Re: bin/53919: please revert changes that make /bin/sh evaluate $ENV non-interactively

To: kre%NetBSD.org@localhost, gnats-admin%netbsd.org@localhost, netbsd-bugs%netbsd.org@localhost, "Greg A. Woods" <woods%planix.ca@localhost>
Subject: Re: bin/53919: please revert changes that make /bin/sh evaluate $ENV non-interactively
From: Robert Elz <kre%munnari.OZ.AU@localhost>
Date: Wed, 30 Jan 2019 12:10:01 +0000 (UTC)
The following reply was made to PR bin/53919; it has been noted by GNATS.

From: Robert Elz <kre%munnari.OZ.AU@localhost>
To: gnats-bugs%NetBSD.org@localhost
Cc: 
Subject: Re: bin/53919: please revert changes that make /bin/sh evaluate $ENV non-interactively
Date: Wed, 30 Jan 2019 19:06:40 +0700

     Date:        Tue, 29 Jan 2019 18:55:01 +0000 (UTC)
     From:        "Greg A. Woods" <woods%planix.ca@localhost>
     Message-ID:  <20190129185501.744187A1E5%mollari.NetBSD.org@localhost>
 
   |  Broken?  I think not.
 
 It is, and always was.   Not in the sense of not working, more in the
 sense of being something that is and always was unsafe and
 unpredictable, but just happened to work OK in the environments
 that you have encountered (perhaps even most that you could have
 encountered for a long time.)
 
 This is very much like the ancient C programs that used to assume that
 all chars were signed (so they were a safe place to put small negative
 integers, as well as small positive ones) or that computers are all
 little endian, so *(char *)&var = 1;  works to assign 1 to a var which
 was 0 before, regardless of the size of the int type that var happened to
 be, or that *(char *)NULL == '\0';
 
 All of those, for a long time, worked on many systems, and were used
 by many programs, and worked just fine - or seemed to.   Until they
 didn't.

## Provided material
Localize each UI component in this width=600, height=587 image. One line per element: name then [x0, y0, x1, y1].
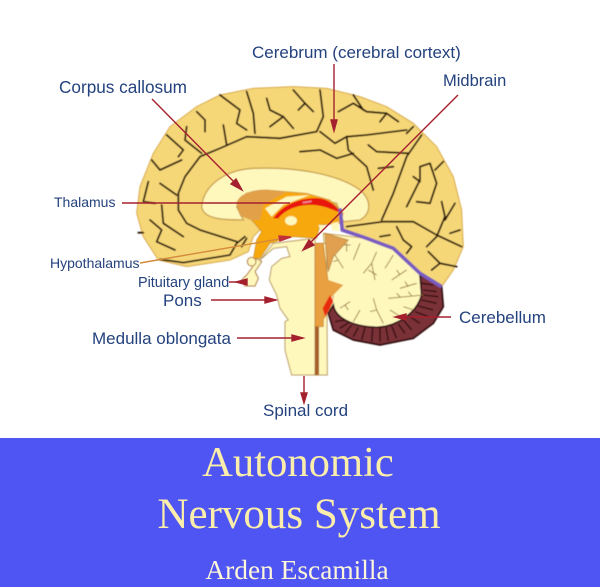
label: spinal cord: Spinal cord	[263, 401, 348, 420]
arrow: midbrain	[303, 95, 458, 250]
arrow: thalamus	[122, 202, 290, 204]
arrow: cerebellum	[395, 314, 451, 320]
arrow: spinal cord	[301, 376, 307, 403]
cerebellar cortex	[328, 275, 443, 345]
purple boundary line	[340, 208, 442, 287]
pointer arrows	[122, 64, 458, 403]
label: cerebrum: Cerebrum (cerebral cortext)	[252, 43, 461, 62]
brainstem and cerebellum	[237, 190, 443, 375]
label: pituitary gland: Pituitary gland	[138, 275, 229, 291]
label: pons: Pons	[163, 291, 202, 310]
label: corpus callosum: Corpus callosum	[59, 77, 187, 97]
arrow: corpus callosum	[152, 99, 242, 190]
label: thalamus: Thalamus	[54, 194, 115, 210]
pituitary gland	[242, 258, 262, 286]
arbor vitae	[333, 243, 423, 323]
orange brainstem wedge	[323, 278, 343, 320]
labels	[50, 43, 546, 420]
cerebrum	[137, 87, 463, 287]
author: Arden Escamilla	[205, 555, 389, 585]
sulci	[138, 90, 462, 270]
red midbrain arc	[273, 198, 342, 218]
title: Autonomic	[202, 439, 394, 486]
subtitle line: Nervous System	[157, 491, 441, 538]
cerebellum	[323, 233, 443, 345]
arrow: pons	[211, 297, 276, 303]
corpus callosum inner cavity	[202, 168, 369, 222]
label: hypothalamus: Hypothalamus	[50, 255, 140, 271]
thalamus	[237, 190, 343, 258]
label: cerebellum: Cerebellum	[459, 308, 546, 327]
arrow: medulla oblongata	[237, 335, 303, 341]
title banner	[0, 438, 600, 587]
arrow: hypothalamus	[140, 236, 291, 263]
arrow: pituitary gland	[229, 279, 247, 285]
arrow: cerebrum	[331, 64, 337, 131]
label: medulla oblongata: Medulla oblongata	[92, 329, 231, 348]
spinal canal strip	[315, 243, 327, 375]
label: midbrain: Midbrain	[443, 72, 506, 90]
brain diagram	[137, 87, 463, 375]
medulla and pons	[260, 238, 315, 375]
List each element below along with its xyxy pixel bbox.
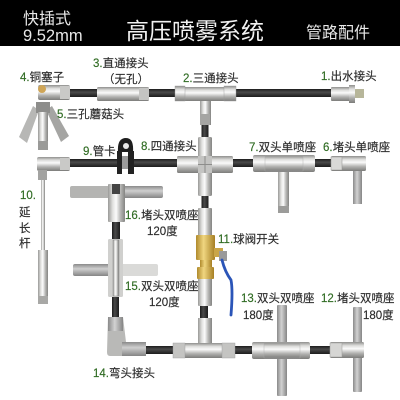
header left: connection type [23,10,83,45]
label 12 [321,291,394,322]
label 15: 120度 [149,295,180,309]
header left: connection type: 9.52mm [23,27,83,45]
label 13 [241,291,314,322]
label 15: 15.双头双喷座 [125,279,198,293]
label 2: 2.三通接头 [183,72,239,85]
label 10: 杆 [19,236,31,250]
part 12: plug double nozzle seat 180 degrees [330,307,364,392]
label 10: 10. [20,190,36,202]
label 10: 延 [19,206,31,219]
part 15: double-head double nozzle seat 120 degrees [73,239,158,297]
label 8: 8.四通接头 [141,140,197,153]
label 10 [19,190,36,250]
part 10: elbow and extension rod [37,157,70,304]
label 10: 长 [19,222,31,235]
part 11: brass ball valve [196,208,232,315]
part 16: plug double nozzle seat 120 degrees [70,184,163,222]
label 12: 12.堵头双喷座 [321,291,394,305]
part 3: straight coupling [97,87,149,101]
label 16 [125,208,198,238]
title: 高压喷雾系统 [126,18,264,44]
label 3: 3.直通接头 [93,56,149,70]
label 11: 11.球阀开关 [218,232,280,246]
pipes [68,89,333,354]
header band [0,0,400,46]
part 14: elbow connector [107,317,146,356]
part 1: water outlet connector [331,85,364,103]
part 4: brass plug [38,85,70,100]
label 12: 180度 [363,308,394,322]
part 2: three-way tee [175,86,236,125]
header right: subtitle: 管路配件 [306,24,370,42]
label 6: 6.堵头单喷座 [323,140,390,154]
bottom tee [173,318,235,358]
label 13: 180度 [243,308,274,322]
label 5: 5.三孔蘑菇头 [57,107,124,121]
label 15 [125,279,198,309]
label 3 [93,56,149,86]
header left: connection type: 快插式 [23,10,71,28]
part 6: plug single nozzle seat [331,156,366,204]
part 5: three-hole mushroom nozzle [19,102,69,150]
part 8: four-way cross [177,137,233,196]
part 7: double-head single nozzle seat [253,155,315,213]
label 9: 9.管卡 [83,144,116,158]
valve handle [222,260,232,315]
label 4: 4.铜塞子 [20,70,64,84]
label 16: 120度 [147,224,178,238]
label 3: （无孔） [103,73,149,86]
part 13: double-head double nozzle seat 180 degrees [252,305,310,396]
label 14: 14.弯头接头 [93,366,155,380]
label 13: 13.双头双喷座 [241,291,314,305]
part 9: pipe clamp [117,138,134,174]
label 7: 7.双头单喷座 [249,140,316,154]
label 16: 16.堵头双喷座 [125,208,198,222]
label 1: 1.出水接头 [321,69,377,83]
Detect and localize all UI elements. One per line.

## Things to do
1. Answer these about the mailing-list reply, one line each:
(a) What PR number is the reply about?
(b) What date and time are given for the quoted message from Greg A. Woods?
(c) What did the ancient C programs assume about chars?
2. List every assumption that the mailing-list reply says the ancient C programs made.
3. From the mailing-list reply, copy out everything from "It is, and always" down to "a long time.)".

## Responses to the exercise
1.
(a) bin/53919
(b) Tue, 29 Jan 2019 18:55:01 +0000 (UTC)
(c) That all chars were signed.

2.
- All chars were signed.
- Computers are all little endian.
- *(char *)NULL == '\0'

3.
It is, and always was.   Not in the sense of not working, more in the
 sense of being something that is and always was unsafe and
 unpredictable, but just happened to work OK in the environments
 that you have encountered (perhaps even most that you could have
 encountered for a long time.)